WHAT IS REQUIRED: Take each line containing the word "incandescent" and copy it.

[BEGIN EXCERPTED DATA]

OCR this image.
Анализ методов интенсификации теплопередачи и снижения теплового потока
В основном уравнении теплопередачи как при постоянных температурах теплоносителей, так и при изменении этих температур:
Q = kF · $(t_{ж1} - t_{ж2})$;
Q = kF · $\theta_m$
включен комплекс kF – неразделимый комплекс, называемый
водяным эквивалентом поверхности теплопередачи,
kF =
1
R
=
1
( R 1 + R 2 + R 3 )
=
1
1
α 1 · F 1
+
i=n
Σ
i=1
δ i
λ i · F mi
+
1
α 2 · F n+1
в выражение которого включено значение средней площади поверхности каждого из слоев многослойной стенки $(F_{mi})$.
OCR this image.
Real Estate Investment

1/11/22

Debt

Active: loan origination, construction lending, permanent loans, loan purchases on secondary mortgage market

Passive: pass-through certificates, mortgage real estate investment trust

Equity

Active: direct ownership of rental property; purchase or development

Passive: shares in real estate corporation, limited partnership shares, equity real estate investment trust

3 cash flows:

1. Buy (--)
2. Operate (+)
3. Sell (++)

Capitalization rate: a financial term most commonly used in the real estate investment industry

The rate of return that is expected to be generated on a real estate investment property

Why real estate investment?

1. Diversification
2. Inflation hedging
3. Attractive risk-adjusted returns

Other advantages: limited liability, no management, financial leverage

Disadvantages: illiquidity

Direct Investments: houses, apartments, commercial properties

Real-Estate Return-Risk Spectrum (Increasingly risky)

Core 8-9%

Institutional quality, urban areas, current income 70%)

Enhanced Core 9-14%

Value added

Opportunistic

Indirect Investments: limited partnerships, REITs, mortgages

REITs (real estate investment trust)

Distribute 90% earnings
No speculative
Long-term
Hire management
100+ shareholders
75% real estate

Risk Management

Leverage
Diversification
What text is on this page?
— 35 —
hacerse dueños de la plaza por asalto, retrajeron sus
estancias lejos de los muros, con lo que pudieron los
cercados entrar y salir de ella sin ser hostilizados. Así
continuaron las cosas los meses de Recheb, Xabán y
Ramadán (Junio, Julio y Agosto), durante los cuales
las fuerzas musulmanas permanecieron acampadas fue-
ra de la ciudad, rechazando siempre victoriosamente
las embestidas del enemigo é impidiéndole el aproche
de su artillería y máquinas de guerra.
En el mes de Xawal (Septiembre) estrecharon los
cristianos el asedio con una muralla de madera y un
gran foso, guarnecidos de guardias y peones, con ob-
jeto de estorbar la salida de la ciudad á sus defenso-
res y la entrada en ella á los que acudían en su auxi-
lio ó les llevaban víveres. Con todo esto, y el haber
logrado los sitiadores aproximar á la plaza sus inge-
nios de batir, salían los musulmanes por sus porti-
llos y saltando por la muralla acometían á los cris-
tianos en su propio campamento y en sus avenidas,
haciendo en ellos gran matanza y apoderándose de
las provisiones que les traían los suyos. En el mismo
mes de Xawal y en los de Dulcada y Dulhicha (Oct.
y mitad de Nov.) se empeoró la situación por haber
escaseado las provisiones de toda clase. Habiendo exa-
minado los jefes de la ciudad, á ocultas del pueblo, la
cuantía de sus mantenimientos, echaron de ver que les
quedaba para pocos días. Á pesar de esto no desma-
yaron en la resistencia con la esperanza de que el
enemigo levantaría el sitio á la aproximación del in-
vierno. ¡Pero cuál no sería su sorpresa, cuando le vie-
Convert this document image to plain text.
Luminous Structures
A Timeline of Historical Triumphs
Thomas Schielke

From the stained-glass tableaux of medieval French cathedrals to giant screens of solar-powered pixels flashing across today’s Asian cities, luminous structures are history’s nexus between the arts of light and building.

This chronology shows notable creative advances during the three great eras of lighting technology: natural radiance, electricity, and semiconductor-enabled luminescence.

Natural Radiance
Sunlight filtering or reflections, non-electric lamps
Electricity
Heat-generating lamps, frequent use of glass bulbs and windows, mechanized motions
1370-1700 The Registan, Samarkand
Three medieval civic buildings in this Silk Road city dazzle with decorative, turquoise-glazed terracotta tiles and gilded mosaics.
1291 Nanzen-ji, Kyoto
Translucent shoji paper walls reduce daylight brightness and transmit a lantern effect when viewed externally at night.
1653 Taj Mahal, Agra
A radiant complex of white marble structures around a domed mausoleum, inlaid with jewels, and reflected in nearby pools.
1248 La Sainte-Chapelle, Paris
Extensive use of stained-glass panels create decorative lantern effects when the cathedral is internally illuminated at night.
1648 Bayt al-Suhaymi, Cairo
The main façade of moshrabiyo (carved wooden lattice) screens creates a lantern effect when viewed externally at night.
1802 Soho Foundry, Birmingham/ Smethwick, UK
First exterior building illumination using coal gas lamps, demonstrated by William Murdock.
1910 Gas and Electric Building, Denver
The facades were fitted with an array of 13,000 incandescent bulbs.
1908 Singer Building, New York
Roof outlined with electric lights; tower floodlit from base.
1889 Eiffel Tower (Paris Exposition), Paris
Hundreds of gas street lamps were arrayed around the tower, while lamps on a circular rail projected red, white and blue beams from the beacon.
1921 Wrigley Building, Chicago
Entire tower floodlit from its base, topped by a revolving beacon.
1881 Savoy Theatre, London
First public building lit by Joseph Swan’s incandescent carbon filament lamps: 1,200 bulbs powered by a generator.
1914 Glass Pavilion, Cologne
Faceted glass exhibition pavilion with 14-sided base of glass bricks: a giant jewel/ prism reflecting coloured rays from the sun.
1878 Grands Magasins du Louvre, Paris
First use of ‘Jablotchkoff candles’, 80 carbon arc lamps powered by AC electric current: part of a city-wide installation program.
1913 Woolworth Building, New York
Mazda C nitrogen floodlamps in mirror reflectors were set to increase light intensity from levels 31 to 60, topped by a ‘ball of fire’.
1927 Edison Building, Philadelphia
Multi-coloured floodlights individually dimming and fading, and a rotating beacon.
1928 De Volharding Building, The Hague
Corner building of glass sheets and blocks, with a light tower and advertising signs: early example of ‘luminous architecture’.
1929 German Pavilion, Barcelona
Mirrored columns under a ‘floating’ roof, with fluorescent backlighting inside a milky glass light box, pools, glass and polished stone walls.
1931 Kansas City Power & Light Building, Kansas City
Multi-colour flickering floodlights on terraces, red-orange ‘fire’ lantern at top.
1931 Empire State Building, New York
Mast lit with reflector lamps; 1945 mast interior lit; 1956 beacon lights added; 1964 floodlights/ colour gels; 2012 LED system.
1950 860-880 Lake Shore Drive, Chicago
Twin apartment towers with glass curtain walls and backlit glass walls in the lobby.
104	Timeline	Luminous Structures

[END EXCERPTED DATA]

EXERCISE RESPONSE:
The facades were fitted with an array of 13,000 incandescent bulbs.
First public building lit by Joseph Swan’s incandescent carbon filament lamps: 1,200 bulbs powered by a generator.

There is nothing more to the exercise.